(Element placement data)
----------

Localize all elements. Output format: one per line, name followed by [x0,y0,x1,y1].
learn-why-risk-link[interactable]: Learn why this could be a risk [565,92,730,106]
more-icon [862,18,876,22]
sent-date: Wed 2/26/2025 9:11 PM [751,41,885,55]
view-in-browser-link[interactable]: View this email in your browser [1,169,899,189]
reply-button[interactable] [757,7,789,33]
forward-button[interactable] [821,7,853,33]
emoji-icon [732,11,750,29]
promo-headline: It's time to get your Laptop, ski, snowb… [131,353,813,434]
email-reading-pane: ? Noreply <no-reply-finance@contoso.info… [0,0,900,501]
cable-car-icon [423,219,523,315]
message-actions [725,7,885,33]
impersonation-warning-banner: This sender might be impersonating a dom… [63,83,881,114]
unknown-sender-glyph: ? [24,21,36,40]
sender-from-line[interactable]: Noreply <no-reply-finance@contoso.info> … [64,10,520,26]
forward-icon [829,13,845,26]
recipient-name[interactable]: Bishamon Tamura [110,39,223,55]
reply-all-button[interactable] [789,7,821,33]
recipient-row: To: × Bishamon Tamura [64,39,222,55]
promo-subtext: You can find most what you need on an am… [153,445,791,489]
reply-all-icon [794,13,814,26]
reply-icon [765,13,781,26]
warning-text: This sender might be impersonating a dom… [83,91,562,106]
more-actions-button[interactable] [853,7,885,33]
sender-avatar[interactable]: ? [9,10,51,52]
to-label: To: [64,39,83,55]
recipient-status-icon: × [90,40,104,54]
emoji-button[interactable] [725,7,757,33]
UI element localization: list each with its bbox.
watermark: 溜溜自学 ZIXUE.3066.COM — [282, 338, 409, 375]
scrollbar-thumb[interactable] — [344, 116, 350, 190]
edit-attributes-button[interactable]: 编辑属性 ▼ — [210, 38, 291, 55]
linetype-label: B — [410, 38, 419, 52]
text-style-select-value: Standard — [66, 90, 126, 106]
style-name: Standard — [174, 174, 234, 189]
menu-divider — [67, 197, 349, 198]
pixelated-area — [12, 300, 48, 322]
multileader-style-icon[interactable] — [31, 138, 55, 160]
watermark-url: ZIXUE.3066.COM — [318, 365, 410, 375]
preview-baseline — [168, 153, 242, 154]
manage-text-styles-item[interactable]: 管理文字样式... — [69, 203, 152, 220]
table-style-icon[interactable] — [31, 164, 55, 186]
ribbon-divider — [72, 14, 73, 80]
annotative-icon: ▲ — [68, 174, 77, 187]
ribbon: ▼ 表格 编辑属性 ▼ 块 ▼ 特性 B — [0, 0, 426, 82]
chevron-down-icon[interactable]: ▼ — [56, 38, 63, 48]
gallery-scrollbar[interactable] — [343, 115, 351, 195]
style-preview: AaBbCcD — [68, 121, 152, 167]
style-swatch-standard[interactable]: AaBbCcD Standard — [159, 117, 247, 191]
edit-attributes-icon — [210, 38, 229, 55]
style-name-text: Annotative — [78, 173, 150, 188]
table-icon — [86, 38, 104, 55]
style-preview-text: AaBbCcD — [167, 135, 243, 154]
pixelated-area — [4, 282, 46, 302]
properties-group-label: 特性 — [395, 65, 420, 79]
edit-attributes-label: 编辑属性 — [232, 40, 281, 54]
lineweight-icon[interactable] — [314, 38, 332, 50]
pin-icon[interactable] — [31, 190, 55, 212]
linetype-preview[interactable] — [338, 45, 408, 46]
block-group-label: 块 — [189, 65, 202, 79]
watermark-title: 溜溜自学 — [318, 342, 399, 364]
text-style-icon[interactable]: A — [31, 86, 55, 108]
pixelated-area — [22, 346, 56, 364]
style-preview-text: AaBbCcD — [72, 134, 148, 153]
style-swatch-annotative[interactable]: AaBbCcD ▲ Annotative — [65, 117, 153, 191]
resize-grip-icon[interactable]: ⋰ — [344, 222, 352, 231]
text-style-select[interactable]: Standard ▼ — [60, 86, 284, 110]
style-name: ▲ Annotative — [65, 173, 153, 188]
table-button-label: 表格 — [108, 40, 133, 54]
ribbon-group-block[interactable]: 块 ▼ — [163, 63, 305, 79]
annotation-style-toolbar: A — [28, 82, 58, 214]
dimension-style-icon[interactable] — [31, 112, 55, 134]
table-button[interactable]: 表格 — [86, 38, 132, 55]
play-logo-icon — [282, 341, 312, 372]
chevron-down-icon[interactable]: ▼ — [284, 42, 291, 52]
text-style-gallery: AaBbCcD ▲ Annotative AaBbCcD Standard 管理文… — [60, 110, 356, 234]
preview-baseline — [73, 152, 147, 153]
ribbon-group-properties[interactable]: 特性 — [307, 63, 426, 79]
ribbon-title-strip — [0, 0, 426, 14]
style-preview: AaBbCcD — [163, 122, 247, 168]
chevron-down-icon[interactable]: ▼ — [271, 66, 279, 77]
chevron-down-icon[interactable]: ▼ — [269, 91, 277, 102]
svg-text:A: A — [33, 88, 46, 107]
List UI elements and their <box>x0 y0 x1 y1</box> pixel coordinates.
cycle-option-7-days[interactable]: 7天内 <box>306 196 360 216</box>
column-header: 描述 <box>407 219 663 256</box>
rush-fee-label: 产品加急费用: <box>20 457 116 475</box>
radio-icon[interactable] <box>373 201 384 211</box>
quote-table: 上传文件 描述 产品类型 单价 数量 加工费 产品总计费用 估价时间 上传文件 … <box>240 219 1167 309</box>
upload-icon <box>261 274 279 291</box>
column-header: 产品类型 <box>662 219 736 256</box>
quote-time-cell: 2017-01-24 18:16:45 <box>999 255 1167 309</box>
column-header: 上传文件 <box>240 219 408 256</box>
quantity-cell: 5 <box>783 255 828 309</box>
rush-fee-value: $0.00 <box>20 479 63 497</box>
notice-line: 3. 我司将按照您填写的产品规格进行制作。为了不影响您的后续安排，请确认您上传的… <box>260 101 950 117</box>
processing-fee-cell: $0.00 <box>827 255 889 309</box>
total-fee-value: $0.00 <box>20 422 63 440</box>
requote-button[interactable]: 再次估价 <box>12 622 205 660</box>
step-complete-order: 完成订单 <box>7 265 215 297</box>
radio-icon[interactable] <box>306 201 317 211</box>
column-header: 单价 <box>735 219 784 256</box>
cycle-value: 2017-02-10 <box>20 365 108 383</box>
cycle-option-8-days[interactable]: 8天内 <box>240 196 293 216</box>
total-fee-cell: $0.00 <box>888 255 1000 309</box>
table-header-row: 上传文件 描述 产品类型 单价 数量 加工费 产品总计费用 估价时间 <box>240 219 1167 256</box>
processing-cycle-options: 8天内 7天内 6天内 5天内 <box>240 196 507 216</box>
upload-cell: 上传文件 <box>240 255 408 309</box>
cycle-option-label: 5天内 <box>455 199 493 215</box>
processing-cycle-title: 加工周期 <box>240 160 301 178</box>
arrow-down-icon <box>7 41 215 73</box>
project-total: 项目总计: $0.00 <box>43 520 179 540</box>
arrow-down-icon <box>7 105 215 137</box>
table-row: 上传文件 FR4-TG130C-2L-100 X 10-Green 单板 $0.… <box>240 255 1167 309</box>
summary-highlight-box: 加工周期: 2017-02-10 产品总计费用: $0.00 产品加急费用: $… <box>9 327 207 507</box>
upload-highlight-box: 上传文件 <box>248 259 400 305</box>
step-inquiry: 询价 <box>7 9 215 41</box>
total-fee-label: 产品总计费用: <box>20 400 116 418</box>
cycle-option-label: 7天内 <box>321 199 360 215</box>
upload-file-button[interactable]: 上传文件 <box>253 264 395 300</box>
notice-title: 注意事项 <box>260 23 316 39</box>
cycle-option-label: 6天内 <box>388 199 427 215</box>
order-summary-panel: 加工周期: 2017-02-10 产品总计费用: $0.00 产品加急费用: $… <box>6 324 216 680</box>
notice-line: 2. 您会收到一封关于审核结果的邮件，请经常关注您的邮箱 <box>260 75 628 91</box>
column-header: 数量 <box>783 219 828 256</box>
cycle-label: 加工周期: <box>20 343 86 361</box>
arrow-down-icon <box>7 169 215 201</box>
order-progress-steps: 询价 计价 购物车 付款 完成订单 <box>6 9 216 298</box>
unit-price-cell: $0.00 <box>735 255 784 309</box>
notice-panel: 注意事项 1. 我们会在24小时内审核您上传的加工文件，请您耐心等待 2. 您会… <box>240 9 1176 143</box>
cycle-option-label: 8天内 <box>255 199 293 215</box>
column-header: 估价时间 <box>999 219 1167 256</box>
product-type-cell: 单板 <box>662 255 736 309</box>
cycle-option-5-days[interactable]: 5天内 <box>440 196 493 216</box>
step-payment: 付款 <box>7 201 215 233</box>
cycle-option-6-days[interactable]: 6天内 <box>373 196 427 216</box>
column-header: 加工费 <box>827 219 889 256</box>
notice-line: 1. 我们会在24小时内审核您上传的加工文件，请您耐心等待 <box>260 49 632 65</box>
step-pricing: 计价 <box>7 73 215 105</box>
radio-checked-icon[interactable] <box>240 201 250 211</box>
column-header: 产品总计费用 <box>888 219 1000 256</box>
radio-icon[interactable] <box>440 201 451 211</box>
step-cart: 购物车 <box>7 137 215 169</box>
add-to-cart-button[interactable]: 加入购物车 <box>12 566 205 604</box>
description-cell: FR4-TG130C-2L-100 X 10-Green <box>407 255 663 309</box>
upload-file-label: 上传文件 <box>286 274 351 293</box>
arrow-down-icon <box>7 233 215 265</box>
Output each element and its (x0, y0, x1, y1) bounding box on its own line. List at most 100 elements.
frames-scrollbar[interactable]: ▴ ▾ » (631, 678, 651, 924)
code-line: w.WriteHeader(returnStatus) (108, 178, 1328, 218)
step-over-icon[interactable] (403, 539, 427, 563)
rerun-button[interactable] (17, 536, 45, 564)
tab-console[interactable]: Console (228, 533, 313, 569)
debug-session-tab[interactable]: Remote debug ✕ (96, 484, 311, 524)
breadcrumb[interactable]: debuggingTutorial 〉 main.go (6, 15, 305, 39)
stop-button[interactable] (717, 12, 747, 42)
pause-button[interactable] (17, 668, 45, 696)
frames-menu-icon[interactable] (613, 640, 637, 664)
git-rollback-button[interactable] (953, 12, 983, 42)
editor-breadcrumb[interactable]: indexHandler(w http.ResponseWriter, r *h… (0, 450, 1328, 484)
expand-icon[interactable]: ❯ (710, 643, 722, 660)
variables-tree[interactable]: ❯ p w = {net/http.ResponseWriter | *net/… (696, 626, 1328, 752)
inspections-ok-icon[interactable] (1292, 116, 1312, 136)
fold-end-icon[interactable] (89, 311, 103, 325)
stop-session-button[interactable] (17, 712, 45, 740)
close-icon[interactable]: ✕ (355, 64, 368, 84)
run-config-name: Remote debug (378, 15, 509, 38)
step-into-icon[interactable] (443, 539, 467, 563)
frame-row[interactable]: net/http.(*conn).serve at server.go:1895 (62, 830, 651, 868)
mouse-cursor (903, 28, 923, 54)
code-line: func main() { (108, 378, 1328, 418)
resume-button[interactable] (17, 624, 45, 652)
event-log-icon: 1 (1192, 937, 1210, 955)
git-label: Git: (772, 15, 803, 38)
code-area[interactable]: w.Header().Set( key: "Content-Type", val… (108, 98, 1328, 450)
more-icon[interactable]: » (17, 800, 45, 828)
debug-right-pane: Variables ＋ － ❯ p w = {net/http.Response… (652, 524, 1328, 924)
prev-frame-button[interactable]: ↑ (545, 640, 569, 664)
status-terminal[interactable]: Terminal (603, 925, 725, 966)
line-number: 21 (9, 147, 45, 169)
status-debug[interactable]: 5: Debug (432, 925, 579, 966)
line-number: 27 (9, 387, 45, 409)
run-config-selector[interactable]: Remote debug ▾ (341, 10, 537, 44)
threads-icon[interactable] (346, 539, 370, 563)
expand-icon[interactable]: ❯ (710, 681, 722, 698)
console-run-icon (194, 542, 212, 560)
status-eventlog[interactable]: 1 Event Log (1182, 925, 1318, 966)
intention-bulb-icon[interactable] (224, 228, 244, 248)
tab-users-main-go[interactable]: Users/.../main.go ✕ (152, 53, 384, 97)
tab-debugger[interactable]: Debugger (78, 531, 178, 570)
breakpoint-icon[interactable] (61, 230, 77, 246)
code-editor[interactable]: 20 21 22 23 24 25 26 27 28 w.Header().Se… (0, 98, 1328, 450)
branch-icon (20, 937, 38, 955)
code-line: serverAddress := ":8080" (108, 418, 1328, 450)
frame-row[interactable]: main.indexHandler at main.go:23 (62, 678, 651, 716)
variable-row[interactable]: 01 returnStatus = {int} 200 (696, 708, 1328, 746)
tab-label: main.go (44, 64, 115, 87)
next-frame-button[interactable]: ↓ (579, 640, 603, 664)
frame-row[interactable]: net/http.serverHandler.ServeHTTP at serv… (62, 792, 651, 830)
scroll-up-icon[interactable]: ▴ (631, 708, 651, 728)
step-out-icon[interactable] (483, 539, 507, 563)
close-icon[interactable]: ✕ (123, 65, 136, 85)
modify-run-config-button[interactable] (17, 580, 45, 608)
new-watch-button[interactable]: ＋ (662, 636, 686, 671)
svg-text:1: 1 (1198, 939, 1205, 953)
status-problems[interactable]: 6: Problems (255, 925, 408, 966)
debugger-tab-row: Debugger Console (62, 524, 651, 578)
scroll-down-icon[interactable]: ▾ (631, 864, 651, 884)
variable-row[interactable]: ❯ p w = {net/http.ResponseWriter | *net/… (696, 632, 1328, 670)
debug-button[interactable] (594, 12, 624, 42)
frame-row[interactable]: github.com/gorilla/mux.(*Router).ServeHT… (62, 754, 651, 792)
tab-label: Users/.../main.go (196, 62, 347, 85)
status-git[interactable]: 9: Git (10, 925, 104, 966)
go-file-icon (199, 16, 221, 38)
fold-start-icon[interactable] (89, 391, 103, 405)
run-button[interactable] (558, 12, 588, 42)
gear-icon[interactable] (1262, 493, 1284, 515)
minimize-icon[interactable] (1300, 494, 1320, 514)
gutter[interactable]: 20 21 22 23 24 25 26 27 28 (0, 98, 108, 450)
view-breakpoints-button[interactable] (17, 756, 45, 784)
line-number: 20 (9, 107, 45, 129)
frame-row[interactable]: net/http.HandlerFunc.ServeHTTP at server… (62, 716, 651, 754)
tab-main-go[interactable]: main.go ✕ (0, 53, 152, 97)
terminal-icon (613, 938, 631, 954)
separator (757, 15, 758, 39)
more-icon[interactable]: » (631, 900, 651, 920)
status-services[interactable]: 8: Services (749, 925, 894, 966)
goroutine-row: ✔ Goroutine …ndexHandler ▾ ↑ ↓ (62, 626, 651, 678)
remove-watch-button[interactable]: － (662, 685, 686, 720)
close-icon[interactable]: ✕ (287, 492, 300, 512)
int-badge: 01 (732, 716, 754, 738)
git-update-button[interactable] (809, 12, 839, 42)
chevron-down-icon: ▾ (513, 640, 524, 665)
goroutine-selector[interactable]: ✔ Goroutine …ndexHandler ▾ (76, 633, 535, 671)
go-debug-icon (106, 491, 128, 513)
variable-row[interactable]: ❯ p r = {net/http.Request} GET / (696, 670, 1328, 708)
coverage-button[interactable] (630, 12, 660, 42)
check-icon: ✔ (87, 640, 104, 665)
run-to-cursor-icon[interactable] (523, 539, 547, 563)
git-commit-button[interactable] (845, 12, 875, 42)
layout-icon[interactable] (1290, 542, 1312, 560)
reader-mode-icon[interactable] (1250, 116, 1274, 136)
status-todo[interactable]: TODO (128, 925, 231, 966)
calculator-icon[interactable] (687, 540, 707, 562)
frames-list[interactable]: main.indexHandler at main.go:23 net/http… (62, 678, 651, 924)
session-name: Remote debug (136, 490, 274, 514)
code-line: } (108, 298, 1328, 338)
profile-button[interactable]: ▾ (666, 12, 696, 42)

----------

### SHORT PROBLEM:
Repeat the lines of the material from the start through the line containing "message-actions [725,7,885,33]", both ends included.

### FINISHED TASK:
Localize all elements. Output format: one per line, name followed by [x0,y0,x1,y1].
learn-why-risk-link[interactable]: Learn why this could be a risk [565,92,730,106]
more-icon [862,18,876,22]
sent-date: Wed 2/26/2025 9:11 PM [751,41,885,55]
view-in-browser-link[interactable]: View this email in your browser [1,169,899,189]
reply-button[interactable] [757,7,789,33]
forward-button[interactable] [821,7,853,33]
emoji-icon [732,11,750,29]
promo-headline: It's time to get your Laptop, ski, snowb… [131,353,813,434]
email-reading-pane: ? Noreply <no-reply-finance@contoso.info… [0,0,900,501]
cable-car-icon [423,219,523,315]
message-actions [725,7,885,33]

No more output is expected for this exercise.